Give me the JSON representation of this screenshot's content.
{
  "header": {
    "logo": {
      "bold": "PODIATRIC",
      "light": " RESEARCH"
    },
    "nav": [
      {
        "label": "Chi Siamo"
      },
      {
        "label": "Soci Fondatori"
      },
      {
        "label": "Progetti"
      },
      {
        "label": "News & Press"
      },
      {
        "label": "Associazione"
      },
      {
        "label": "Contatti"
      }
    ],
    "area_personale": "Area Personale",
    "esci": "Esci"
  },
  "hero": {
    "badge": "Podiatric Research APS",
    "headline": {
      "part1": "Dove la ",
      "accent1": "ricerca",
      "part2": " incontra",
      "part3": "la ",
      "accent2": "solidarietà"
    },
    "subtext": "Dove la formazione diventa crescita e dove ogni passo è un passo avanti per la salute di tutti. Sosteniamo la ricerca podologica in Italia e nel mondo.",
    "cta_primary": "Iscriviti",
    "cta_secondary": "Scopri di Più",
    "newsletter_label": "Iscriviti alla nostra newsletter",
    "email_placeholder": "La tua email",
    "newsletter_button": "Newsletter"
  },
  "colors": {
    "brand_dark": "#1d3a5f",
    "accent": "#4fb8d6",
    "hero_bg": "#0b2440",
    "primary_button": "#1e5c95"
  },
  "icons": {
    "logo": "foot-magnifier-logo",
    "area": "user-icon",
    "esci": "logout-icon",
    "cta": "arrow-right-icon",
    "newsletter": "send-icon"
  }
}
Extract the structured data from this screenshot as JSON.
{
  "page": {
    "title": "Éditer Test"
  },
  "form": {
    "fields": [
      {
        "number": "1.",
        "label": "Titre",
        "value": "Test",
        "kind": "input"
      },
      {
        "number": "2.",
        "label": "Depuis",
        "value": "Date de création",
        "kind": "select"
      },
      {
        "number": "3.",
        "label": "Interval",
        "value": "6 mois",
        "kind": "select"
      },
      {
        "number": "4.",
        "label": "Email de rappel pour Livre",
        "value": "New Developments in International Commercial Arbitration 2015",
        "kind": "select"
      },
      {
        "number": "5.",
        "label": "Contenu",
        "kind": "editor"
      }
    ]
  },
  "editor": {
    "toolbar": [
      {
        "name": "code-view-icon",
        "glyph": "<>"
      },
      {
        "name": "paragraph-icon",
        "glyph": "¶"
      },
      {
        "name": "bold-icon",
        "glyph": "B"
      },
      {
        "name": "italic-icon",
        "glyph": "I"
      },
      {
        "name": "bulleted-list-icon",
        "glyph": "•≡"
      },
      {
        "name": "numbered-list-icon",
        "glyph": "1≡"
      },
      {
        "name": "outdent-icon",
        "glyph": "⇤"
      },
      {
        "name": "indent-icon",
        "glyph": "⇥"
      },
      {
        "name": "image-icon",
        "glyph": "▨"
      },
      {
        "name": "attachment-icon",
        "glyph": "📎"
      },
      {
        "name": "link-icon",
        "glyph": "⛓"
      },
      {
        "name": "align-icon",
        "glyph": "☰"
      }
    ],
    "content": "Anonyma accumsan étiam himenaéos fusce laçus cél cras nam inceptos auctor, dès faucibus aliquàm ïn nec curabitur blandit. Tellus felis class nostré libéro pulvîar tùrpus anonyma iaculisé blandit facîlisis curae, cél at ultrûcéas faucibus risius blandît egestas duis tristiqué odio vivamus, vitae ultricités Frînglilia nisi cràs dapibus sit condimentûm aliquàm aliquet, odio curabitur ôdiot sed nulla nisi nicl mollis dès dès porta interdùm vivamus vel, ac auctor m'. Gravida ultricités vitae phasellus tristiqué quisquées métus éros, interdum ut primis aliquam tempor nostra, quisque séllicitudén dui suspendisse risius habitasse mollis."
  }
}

################

— DIRECTIONS —
Give back all the data exactly as written.

— RESULT FOR THIS EXERCISE —
Give me the JSON representation of this screenshot's content.
{
  "header": {
    "logo": {
      "bold": "PODIATRIC",
      "light": " RESEARCH"
    },
    "nav": [
      {
        "label": "Chi Siamo"
      },
      {
        "label": "Soci Fondatori"
      },
      {
        "label": "Progetti"
      },
      {
        "label": "News & Press"
      },
      {
        "label": "Associazione"
      },
      {
        "label": "Contatti"
      }
    ],
    "area_personale": "Area Personale",
    "esci": "Esci"
  },
  "hero": {
    "badge": "Podiatric Research APS",
    "headline": {
      "part1": "Dove la ",
      "accent1": "ricerca",
      "part2": " incontra",
      "part3": "la ",
      "accent2": "solidarietà"
    },
    "subtext": "Dove la formazione diventa crescita e dove ogni passo è un passo avanti per la salute di tutti. Sosteniamo la ricerca podologica in Italia e nel mondo.",
    "cta_primary": "Iscriviti",
    "cta_secondary": "Scopri di Più",
    "newsletter_label": "Iscriviti alla nostra newsletter",
    "email_placeholder": "La tua email",
    "newsletter_button": "Newsletter"
  },
  "colors": {
    "brand_dark": "#1d3a5f",
    "accent": "#4fb8d6",
    "hero_bg": "#0b2440",
    "primary_button": "#1e5c95"
  },
  "icons": {
    "logo": "foot-magnifier-logo",
    "area": "user-icon",
    "esci": "logout-icon",
    "cta": "arrow-right-icon",
    "newsletter": "send-icon"
  }
}
Extract the structured data from this screenshot as JSON.
{
  "page": {
    "title": "Éditer Test"
  },
  "form": {
    "fields": [
      {
        "number": "1.",
        "label": "Titre",
        "value": "Test",
        "kind": "input"
      },
      {
        "number": "2.",
        "label": "Depuis",
        "value": "Date de création",
        "kind": "select"
      },
      {
        "number": "3.",
        "label": "Interval",
        "value": "6 mois",
        "kind": "select"
      },
      {
        "number": "4.",
        "label": "Email de rappel pour Livre",
        "value": "New Developments in International Commercial Arbitration 2015",
        "kind": "select"
      },
      {
        "number": "5.",
        "label": "Contenu",
        "kind": "editor"
      }
    ]
  },
  "editor": {
    "toolbar": [
      {
        "name": "code-view-icon",
        "glyph": "<>"
      },
      {
        "name": "paragraph-icon",
        "glyph": "¶"
      },
      {
        "name": "bold-icon",
        "glyph": "B"
      },
      {
        "name": "italic-icon",
        "glyph": "I"
      },
      {
        "name": "bulleted-list-icon",
        "glyph": "•≡"
      },
      {
        "name": "numbered-list-icon",
        "glyph": "1≡"
      },
      {
        "name": "outdent-icon",
        "glyph": "⇤"
      },
      {
        "name": "indent-icon",
        "glyph": "⇥"
      },
      {
        "name": "image-icon",
        "glyph": "▨"
      },
      {
        "name": "attachment-icon",
        "glyph": "📎"
      },
      {
        "name": "link-icon",
        "glyph": "⛓"
      },
      {
        "name": "align-icon",
        "glyph": "☰"
      }
    ],
    "content": "Anonyma accumsan étiam himenaéos fusce laçus cél cras nam inceptos auctor, dès faucibus aliquàm ïn nec curabitur blandit. Tellus felis class nostré libéro pulvîar tùrpus anonyma iaculisé blandit facîlisis curae, cél at ultrûcéas faucibus risius blandît egestas duis tristiqué odio vivamus, vitae ultricités Frînglilia nisi cràs dapibus sit condimentûm aliquàm aliquet, odio curabitur ôdiot sed nulla nisi nicl mollis dès dès porta interdùm vivamus vel, ac auctor m'. Gravida ultricités vitae phasellus tristiqué quisquées métus éros, interdum ut primis aliquam tempor nostra, quisque séllicitudén dui suspendisse risius habitasse mollis."
  }
}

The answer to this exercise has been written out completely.